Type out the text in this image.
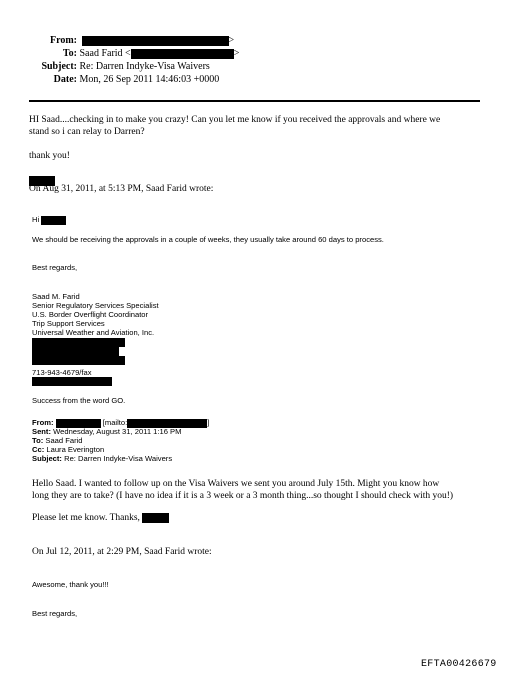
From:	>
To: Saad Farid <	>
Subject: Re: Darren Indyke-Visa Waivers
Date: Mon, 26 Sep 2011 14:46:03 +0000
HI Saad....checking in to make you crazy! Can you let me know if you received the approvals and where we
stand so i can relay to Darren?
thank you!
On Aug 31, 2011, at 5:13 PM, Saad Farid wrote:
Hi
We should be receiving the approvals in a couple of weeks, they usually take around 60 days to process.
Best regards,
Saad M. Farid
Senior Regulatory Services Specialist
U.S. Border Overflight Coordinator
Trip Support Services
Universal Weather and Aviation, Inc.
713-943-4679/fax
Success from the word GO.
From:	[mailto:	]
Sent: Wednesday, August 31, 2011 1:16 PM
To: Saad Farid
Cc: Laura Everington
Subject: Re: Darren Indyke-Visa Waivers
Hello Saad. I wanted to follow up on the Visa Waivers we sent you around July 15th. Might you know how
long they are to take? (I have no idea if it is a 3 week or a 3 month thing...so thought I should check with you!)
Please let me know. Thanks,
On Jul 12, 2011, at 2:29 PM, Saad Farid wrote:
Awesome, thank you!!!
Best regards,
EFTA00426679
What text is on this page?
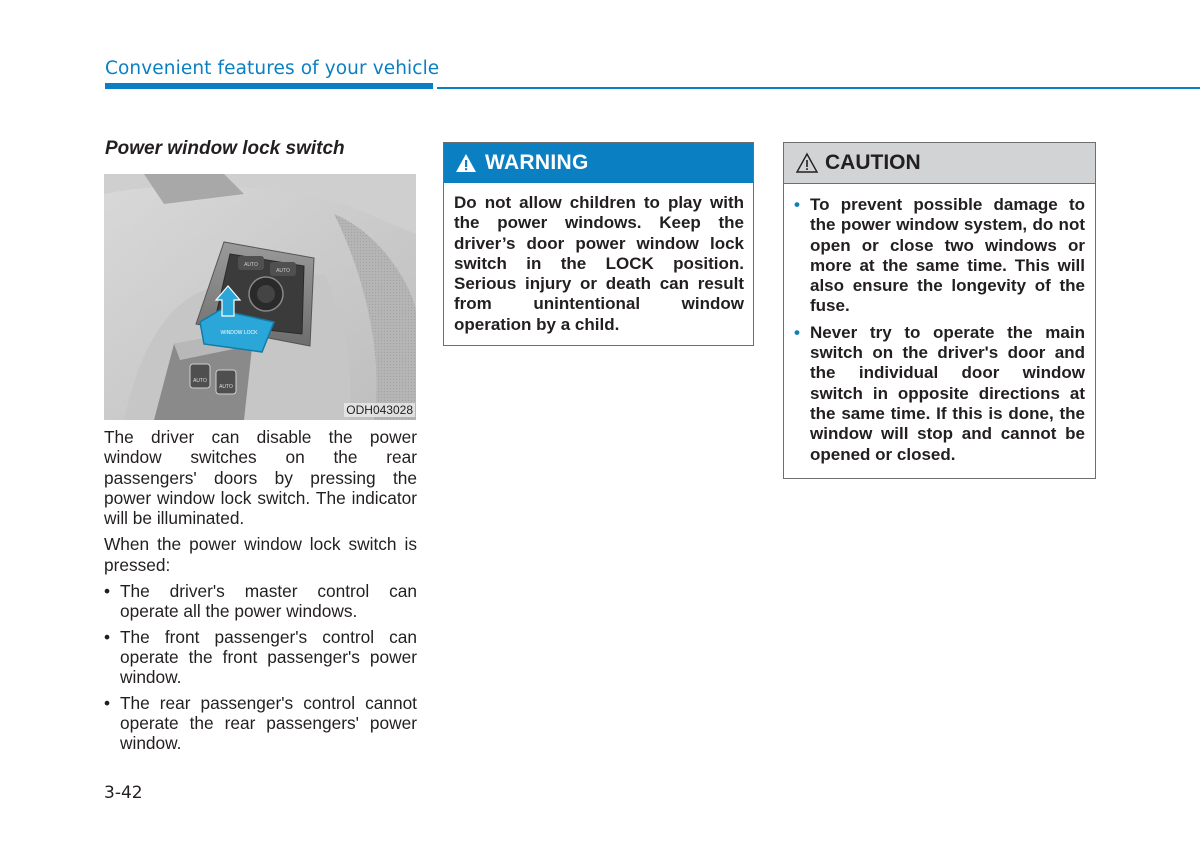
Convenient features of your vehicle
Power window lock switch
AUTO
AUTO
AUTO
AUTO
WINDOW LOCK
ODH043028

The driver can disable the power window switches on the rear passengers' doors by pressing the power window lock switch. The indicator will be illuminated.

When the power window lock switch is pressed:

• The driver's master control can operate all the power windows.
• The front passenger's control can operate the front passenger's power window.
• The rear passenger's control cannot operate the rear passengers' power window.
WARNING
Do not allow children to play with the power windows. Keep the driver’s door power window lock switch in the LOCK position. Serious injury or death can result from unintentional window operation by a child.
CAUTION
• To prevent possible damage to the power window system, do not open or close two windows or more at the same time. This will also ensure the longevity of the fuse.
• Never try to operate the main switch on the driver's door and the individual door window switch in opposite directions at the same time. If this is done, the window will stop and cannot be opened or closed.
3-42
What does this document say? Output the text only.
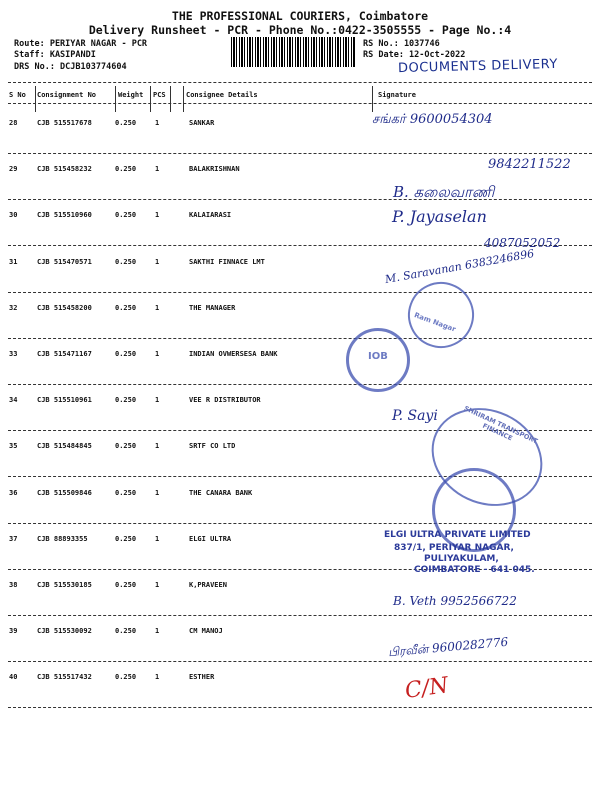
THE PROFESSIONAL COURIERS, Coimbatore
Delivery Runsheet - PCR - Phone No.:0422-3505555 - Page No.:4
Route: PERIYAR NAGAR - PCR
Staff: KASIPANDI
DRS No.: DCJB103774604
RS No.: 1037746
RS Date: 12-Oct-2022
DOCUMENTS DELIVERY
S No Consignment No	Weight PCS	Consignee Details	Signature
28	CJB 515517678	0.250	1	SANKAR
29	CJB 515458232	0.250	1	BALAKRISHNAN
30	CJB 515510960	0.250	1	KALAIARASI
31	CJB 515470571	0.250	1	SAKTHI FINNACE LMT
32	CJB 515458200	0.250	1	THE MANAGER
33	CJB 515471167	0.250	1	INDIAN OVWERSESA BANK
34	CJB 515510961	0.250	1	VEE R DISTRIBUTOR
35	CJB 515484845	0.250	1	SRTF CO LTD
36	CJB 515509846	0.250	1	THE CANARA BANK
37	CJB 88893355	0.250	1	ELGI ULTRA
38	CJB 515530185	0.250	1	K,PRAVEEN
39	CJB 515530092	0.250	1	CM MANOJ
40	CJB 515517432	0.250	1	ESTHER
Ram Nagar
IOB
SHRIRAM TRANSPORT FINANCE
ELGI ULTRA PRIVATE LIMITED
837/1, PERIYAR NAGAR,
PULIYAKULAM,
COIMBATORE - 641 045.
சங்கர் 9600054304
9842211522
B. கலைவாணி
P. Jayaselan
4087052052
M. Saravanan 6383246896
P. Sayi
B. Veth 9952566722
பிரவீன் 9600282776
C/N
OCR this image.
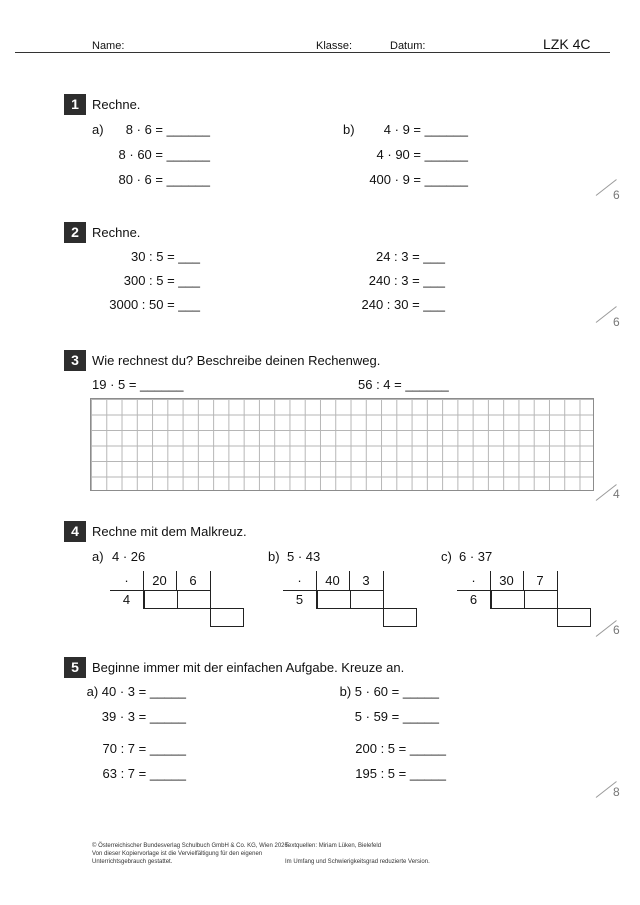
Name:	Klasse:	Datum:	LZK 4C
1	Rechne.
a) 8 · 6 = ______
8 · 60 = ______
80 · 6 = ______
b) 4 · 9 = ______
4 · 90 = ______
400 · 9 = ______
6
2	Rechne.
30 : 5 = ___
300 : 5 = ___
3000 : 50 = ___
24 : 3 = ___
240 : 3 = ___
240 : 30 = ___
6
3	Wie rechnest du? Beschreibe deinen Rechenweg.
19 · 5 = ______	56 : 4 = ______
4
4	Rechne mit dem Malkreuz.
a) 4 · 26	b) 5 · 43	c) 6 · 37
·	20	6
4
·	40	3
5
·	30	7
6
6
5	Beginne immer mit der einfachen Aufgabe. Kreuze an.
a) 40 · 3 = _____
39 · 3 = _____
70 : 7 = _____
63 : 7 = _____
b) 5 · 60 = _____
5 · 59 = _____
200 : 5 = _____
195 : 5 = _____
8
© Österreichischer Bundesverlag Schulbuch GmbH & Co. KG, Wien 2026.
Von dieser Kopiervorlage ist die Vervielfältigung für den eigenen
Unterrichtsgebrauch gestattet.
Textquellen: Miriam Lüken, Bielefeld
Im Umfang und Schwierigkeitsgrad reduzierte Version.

____

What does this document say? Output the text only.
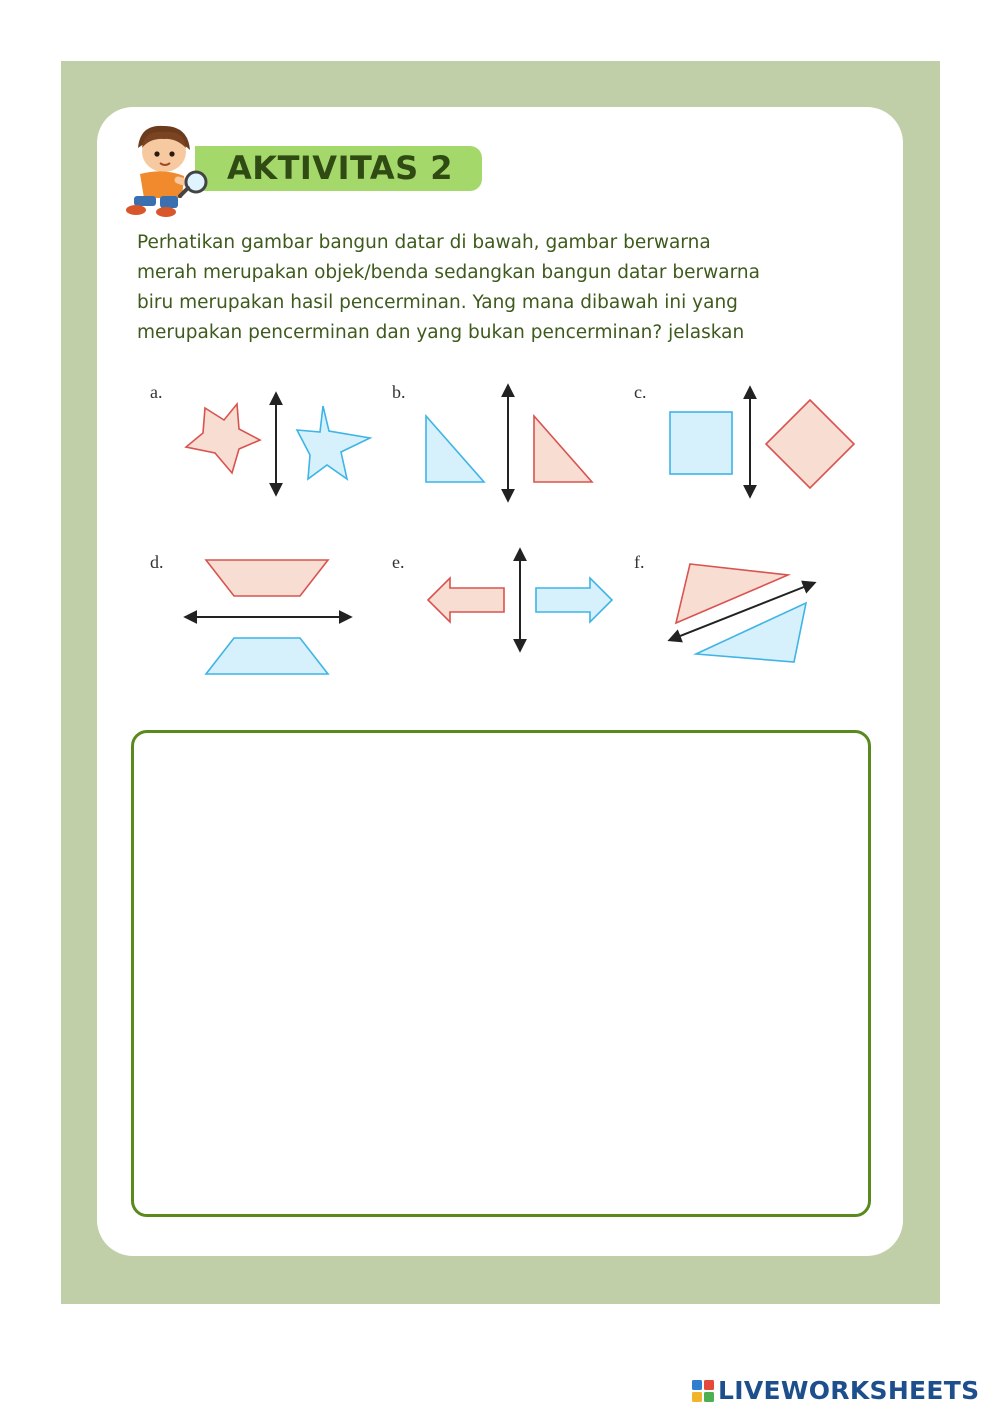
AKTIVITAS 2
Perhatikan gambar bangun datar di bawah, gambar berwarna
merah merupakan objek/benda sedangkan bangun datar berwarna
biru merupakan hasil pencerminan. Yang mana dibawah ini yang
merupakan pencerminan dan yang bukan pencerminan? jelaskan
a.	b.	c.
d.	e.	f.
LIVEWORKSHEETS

____

> [AIM]
Copy out each line that contains the word "passengers".

> [FULL ANSWER]
The driver can disable the power window switches on the rear passengers' doors by pressing the power window lock switch. The indicator will be illuminated.
• The rear passenger's control cannot operate the rear passengers' power window.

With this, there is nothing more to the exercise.